» **THE EXERCISE**
Output every entry exactly as written.

» **RECORDS PROVIDED**

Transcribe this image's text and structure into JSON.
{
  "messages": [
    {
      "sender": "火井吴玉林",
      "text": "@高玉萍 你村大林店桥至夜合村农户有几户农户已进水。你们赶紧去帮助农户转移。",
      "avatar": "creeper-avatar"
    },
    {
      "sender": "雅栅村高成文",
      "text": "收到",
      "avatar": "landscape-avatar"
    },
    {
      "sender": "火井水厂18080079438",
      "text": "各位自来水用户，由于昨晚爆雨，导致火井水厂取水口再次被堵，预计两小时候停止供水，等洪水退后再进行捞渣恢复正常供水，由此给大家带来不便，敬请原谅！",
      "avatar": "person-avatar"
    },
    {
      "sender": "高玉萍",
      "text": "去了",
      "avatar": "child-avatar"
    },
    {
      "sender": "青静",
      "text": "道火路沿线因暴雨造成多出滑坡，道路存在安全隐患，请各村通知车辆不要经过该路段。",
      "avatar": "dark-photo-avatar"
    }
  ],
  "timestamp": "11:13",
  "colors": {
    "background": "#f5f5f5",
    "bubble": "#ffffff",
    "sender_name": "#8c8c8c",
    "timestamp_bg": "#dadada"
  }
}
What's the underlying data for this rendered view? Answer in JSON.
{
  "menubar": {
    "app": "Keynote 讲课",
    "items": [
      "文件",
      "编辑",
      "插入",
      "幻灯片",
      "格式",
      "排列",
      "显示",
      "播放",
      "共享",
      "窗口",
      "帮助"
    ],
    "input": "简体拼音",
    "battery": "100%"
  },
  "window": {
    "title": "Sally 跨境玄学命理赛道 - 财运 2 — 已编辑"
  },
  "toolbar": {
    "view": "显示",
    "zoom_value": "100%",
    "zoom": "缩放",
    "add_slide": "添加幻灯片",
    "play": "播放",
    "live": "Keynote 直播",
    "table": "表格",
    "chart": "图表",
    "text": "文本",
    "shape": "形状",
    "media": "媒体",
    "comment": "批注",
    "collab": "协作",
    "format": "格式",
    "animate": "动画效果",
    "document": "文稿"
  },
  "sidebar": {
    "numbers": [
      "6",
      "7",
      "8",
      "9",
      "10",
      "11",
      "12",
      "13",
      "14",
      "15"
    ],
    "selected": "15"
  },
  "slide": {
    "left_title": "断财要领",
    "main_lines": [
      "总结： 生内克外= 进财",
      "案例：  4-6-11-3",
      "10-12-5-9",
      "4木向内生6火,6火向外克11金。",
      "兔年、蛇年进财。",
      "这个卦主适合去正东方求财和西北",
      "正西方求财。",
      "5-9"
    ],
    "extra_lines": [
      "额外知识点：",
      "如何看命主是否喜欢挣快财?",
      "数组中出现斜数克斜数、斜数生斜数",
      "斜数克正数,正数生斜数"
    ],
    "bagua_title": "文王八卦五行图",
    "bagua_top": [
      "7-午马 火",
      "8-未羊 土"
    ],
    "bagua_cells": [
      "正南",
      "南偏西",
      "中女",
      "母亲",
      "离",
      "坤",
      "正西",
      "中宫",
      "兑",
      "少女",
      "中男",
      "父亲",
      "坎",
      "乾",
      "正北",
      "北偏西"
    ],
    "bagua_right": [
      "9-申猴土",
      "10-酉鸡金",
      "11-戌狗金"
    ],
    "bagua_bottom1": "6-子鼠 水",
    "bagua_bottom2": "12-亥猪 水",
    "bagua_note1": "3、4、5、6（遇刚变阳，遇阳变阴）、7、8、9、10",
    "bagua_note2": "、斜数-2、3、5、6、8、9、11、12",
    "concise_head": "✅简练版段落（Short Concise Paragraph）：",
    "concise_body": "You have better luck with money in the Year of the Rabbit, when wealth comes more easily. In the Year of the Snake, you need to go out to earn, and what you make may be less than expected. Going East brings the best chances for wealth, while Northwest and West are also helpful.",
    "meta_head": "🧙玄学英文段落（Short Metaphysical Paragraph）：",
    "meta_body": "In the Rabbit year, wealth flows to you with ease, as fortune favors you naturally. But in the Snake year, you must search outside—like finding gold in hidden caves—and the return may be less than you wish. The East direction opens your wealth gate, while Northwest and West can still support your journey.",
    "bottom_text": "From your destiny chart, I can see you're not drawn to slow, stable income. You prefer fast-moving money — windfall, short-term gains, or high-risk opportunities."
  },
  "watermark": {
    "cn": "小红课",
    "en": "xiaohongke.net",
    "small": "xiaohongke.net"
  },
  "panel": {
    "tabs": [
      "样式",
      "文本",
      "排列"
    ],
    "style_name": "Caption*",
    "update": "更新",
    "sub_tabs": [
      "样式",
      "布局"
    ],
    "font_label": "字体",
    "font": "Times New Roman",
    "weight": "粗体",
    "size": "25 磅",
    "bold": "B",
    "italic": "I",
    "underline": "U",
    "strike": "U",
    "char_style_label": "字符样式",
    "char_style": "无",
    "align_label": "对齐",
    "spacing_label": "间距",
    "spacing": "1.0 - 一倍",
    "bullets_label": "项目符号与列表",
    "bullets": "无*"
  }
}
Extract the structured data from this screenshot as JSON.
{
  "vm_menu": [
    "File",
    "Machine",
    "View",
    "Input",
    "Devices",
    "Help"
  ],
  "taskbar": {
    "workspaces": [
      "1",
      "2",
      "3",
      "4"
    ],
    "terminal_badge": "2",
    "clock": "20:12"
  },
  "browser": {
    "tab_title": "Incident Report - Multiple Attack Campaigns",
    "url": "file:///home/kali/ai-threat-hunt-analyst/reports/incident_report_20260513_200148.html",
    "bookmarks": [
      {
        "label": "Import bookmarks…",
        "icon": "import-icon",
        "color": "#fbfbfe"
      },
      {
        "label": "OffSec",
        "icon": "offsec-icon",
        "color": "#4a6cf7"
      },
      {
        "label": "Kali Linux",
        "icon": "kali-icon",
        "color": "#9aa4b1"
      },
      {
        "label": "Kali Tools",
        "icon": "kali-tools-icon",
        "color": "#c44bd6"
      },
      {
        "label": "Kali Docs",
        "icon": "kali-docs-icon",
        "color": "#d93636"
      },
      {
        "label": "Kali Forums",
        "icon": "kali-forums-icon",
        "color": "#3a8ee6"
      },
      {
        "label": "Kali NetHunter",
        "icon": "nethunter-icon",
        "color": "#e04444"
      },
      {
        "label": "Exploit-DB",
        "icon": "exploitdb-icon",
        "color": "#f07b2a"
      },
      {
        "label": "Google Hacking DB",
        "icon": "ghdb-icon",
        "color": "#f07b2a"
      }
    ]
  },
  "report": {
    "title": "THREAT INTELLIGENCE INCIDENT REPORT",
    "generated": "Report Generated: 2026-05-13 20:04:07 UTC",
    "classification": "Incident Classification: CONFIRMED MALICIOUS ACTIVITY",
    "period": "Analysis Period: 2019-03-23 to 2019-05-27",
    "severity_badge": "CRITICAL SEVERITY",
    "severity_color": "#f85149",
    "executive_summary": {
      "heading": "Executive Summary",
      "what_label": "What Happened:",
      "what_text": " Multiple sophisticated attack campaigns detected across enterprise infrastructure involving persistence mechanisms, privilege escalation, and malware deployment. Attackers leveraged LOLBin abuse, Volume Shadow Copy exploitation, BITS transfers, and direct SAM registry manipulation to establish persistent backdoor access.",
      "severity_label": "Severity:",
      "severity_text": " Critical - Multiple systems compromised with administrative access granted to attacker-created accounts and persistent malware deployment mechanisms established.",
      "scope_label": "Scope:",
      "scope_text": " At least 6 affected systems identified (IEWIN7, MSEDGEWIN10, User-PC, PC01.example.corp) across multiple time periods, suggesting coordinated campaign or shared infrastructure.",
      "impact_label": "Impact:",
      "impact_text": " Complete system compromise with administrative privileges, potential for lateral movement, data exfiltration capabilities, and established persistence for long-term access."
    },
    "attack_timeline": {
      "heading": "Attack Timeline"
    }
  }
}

» **RESULT OF THE EXERCISE**
Transcribe this image's text and structure into JSON.
{
  "messages": [
    {
      "sender": "火井吴玉林",
      "text": "@高玉萍 你村大林店桥至夜合村农户有几户农户已进水。你们赶紧去帮助农户转移。",
      "avatar": "creeper-avatar"
    },
    {
      "sender": "雅栅村高成文",
      "text": "收到",
      "avatar": "landscape-avatar"
    },
    {
      "sender": "火井水厂18080079438",
      "text": "各位自来水用户，由于昨晚爆雨，导致火井水厂取水口再次被堵，预计两小时候停止供水，等洪水退后再进行捞渣恢复正常供水，由此给大家带来不便，敬请原谅！",
      "avatar": "person-avatar"
    },
    {
      "sender": "高玉萍",
      "text": "去了",
      "avatar": "child-avatar"
    },
    {
      "sender": "青静",
      "text": "道火路沿线因暴雨造成多出滑坡，道路存在安全隐患，请各村通知车辆不要经过该路段。",
      "avatar": "dark-photo-avatar"
    }
  ],
  "timestamp": "11:13",
  "colors": {
    "background": "#f5f5f5",
    "bubble": "#ffffff",
    "sender_name": "#8c8c8c",
    "timestamp_bg": "#dadada"
  }
}
What's the underlying data for this rendered view? Answer in JSON.
{
  "menubar": {
    "app": "Keynote 讲课",
    "items": [
      "文件",
      "编辑",
      "插入",
      "幻灯片",
      "格式",
      "排列",
      "显示",
      "播放",
      "共享",
      "窗口",
      "帮助"
    ],
    "input": "简体拼音",
    "battery": "100%"
  },
  "window": {
    "title": "Sally 跨境玄学命理赛道 - 财运 2 — 已编辑"
  },
  "toolbar": {
    "view": "显示",
    "zoom_value": "100%",
    "zoom": "缩放",
    "add_slide": "添加幻灯片",
    "play": "播放",
    "live": "Keynote 直播",
    "table": "表格",
    "chart": "图表",
    "text": "文本",
    "shape": "形状",
    "media": "媒体",
    "comment": "批注",
    "collab": "协作",
    "format": "格式",
    "animate": "动画效果",
    "document": "文稿"
  },
  "sidebar": {
    "numbers": [
      "6",
      "7",
      "8",
      "9",
      "10",
      "11",
      "12",
      "13",
      "14",
      "15"
    ],
    "selected": "15"
  },
  "slide": {
    "left_title": "断财要领",
    "main_lines": [
      "总结： 生内克外= 进财",
      "案例：  4-6-11-3",
      "10-12-5-9",
      "4木向内生6火,6火向外克11金。",
      "兔年、蛇年进财。",
      "这个卦主适合去正东方求财和西北",
      "正西方求财。",
      "5-9"
    ],
    "extra_lines": [
      "额外知识点：",
      "如何看命主是否喜欢挣快财?",
      "数组中出现斜数克斜数、斜数生斜数",
      "斜数克正数,正数生斜数"
    ],
    "bagua_title": "文王八卦五行图",
    "bagua_top": [
      "7-午马 火",
      "8-未羊 土"
    ],
    "bagua_cells": [
      "正南",
      "南偏西",
      "中女",
      "母亲",
      "离",
      "坤",
      "正西",
      "中宫",
      "兑",
      "少女",
      "中男",
      "父亲",
      "坎",
      "乾",
      "正北",
      "北偏西"
    ],
    "bagua_right": [
      "9-申猴土",
      "10-酉鸡金",
      "11-戌狗金"
    ],
    "bagua_bottom1": "6-子鼠 水",
    "bagua_bottom2": "12-亥猪 水",
    "bagua_note1": "3、4、5、6（遇刚变阳，遇阳变阴）、7、8、9、10",
    "bagua_note2": "、斜数-2、3、5、6、8、9、11、12",
    "concise_head": "✅简练版段落（Short Concise Paragraph）：",
    "concise_body": "You have better luck with money in the Year of the Rabbit, when wealth comes more easily. In the Year of the Snake, you need to go out to earn, and what you make may be less than expected. Going East brings the best chances for wealth, while Northwest and West are also helpful.",
    "meta_head": "🧙玄学英文段落（Short Metaphysical Paragraph）：",
    "meta_body": "In the Rabbit year, wealth flows to you with ease, as fortune favors you naturally. But in the Snake year, you must search outside—like finding gold in hidden caves—and the return may be less than you wish. The East direction opens your wealth gate, while Northwest and West can still support your journey.",
    "bottom_text": "From your destiny chart, I can see you're not drawn to slow, stable income. You prefer fast-moving money — windfall, short-term gains, or high-risk opportunities."
  },
  "watermark": {
    "cn": "小红课",
    "en": "xiaohongke.net",
    "small": "xiaohongke.net"
  },
  "panel": {
    "tabs": [
      "样式",
      "文本",
      "排列"
    ],
    "style_name": "Caption*",
    "update": "更新",
    "sub_tabs": [
      "样式",
      "布局"
    ],
    "font_label": "字体",
    "font": "Times New Roman",
    "weight": "粗体",
    "size": "25 磅",
    "bold": "B",
    "italic": "I",
    "underline": "U",
    "strike": "U",
    "char_style_label": "字符样式",
    "char_style": "无",
    "align_label": "对齐",
    "spacing_label": "间距",
    "spacing": "1.0 - 一倍",
    "bullets_label": "项目符号与列表",
    "bullets": "无*"
  }
}
Extract the structured data from this screenshot as JSON.
{
  "vm_menu": [
    "File",
    "Machine",
    "View",
    "Input",
    "Devices",
    "Help"
  ],
  "taskbar": {
    "workspaces": [
      "1",
      "2",
      "3",
      "4"
    ],
    "terminal_badge": "2",
    "clock": "20:12"
  },
  "browser": {
    "tab_title": "Incident Report - Multiple Attack Campaigns",
    "url": "file:///home/kali/ai-threat-hunt-analyst/reports/incident_report_20260513_200148.html",
    "bookmarks": [
      {
        "label": "Import bookmarks…",
        "icon": "import-icon",
        "color": "#fbfbfe"
      },
      {
        "label": "OffSec",
        "icon": "offsec-icon",
        "color": "#4a6cf7"
      },
      {
        "label": "Kali Linux",
        "icon": "kali-icon",
        "color": "#9aa4b1"
      },
      {
        "label": "Kali Tools",
        "icon": "kali-tools-icon",
        "color": "#c44bd6"
      },
      {
        "label": "Kali Docs",
        "icon": "kali-docs-icon",
        "color": "#d93636"
      },
      {
        "label": "Kali Forums",
        "icon": "kali-forums-icon",
        "color": "#3a8ee6"
      },
      {
        "label": "Kali NetHunter",
        "icon": "nethunter-icon",
        "color": "#e04444"
      },
      {
        "label": "Exploit-DB",
        "icon": "exploitdb-icon",
        "color": "#f07b2a"
      },
      {
        "label": "Google Hacking DB",
        "icon": "ghdb-icon",
        "color": "#f07b2a"
      }
    ]
  },
  "report": {
    "title": "THREAT INTELLIGENCE INCIDENT REPORT",
    "generated": "Report Generated: 2026-05-13 20:04:07 UTC",
    "classification": "Incident Classification: CONFIRMED MALICIOUS ACTIVITY",
    "period": "Analysis Period: 2019-03-23 to 2019-05-27",
    "severity_badge": "CRITICAL SEVERITY",
    "severity_color": "#f85149",
    "executive_summary": {
      "heading": "Executive Summary",
      "what_label": "What Happened:",
      "what_text": " Multiple sophisticated attack campaigns detected across enterprise infrastructure involving persistence mechanisms, privilege escalation, and malware deployment. Attackers leveraged LOLBin abuse, Volume Shadow Copy exploitation, BITS transfers, and direct SAM registry manipulation to establish persistent backdoor access.",
      "severity_label": "Severity:",
      "severity_text": " Critical - Multiple systems compromised with administrative access granted to attacker-created accounts and persistent malware deployment mechanisms established.",
      "scope_label": "Scope:",
      "scope_text": " At least 6 affected systems identified (IEWIN7, MSEDGEWIN10, User-PC, PC01.example.corp) across multiple time periods, suggesting coordinated campaign or shared infrastructure.",
      "impact_label": "Impact:",
      "impact_text": " Complete system compromise with administrative privileges, potential for lateral movement, data exfiltration capabilities, and established persistence for long-term access."
    },
    "attack_timeline": {
      "heading": "Attack Timeline"
    }
  }
}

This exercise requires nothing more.